Original poster: "Gerry  Reynolds" <gerryreynolds@xxxxxxxxxxxxx>

Hi Ian,

Often, RMS is computed over a periodic cycle. For a square wave (50% duty cycle), the percent of time the waveform is high doesn't change with frequency so RMS doesn't change with frequency. However, duty cycle does affect the rms value for a given amplitude square wave. Example, RMS (root mean square) for a 1 volt pulsed signal where the dute cycle is 50% and the waveform is 1 volt for 1 sec and 0 volt for 1sec is as follows:

Vrms = sqrt( (1v^2*1sec + 0v^2*1sec)/2sec_peroid ) = 0.707v

For a wavefore that was 1volt for 1sec and 0volt for 3sec (25% duty cycle):

Vrms = sqrt( (1v^2*1sec +0v^2*3sec)/4sec_peroid ) = 0.5v

Note the voltages are time weighted so when you divide by the period you get the average of the squares.

Gerry R.

⁂

### Actions to take
a – According to the forum post on RMS, what property of a square wave affects its RMS value for a given amplitude?
b – Continue the forum post on RMS from its last line.
The listing comes from a separate, unrelated source.

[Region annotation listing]

⁂

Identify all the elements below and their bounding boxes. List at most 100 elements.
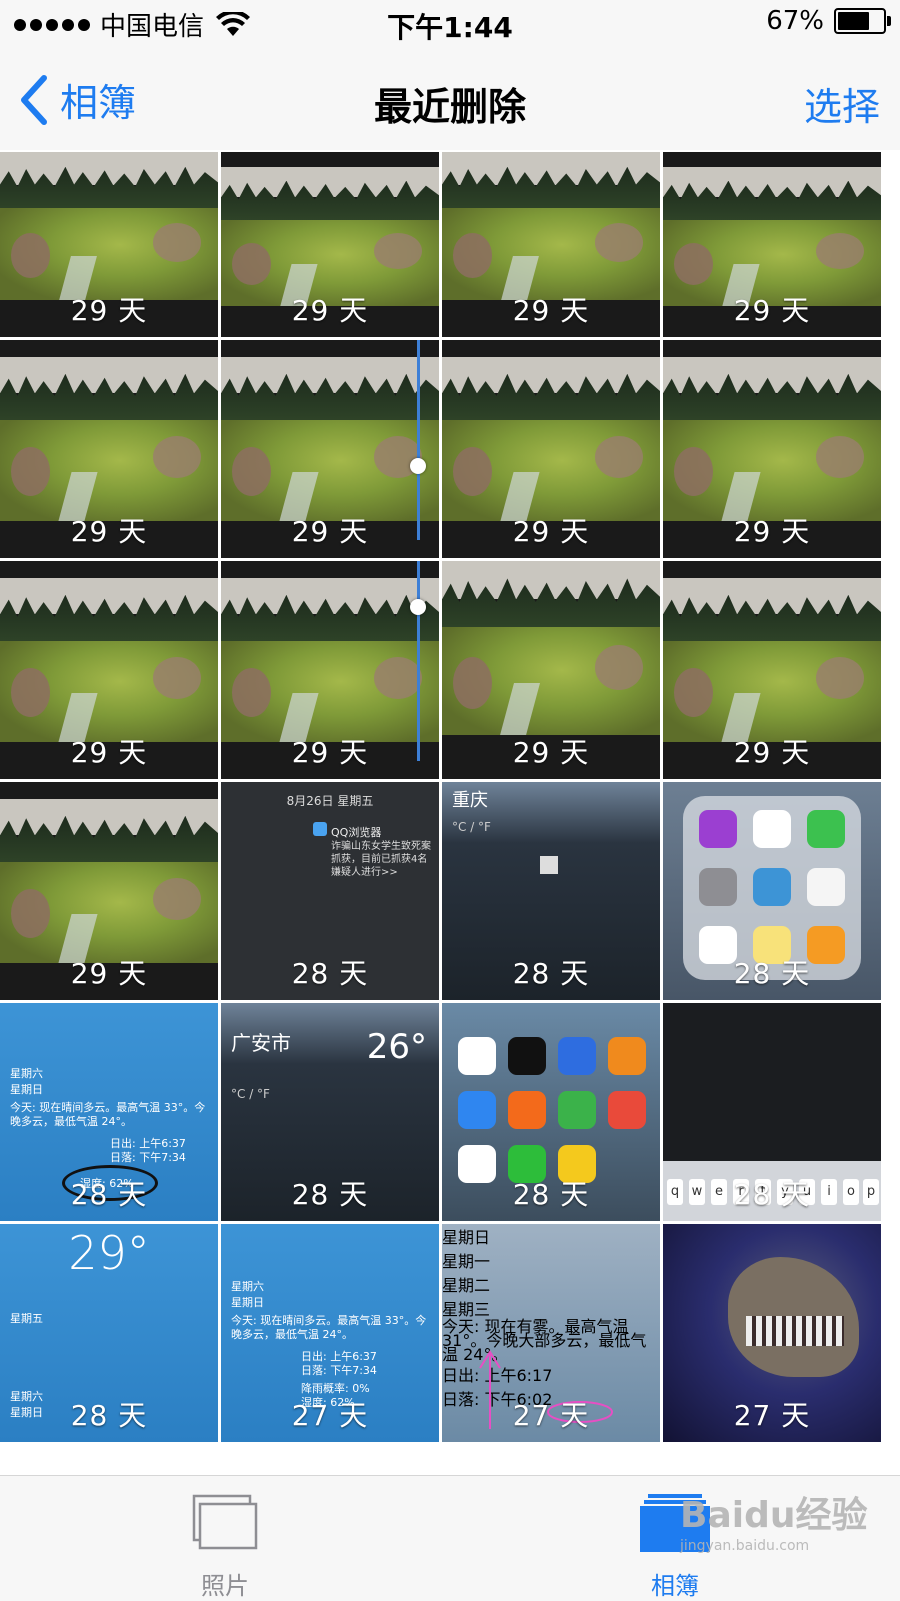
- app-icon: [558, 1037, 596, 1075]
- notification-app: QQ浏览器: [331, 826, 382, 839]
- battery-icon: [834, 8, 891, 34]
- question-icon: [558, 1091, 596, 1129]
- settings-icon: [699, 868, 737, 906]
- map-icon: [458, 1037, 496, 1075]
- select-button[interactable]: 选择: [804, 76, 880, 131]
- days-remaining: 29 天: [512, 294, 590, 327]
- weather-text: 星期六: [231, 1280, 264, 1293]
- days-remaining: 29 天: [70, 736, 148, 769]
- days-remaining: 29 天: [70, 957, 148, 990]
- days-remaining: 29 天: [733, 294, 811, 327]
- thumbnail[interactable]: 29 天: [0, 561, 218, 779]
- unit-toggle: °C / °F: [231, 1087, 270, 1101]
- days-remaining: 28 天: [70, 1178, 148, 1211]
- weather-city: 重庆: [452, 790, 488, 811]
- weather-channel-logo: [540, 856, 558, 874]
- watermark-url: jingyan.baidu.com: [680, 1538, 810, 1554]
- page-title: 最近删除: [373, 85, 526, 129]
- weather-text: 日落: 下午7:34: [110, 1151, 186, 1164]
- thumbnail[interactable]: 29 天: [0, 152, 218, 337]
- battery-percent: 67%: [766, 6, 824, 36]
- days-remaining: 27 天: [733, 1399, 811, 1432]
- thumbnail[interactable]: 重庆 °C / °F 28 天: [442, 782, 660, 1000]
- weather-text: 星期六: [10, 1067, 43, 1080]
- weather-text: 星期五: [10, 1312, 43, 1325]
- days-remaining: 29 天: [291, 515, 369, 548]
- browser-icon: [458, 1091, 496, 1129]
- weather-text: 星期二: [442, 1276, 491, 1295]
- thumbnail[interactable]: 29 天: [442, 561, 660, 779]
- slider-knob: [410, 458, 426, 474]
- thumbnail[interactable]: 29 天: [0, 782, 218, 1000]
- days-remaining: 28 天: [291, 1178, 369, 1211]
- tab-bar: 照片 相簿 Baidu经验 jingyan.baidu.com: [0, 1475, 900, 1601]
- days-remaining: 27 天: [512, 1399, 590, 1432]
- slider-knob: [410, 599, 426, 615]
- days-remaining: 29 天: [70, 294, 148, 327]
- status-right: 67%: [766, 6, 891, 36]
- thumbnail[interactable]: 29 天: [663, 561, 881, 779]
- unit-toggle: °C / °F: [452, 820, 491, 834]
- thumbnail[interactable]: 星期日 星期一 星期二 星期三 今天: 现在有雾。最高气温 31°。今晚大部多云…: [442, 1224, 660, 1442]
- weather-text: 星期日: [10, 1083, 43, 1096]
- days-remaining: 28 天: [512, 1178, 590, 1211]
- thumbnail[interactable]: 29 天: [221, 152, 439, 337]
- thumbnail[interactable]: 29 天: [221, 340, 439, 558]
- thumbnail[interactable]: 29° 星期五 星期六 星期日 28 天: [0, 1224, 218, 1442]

⁂

### Exercise results
a – Duty cycle.

b –
Original poster: Ian Lacy <ianlacy@xxxxxxxxx>

Hey all,

My name is Ian and I am currently an undergraduate at the University
of Kansas. In my secondary circuit analysis course we're using
function generators and oscilloscopes to analyze the RMS values and
effective voltages. The experiment was very straight forward and I
found myself wanting to know more as the material was not covered in
depth. I subscribe to this mailing list and read it often because I
find it educational and fascinating. I find myself hesitant to reply
to most of the posts because my level of knowledge on the subject is
very minuscule comparatively. This is why I've decided to present my
questions to this group. Perhaps some will be able to help?

Why exactly do frequency and the duty cycle of a square wave have no
effect on the V RMS value?

Also, how does the DC offset effect the power of the signal?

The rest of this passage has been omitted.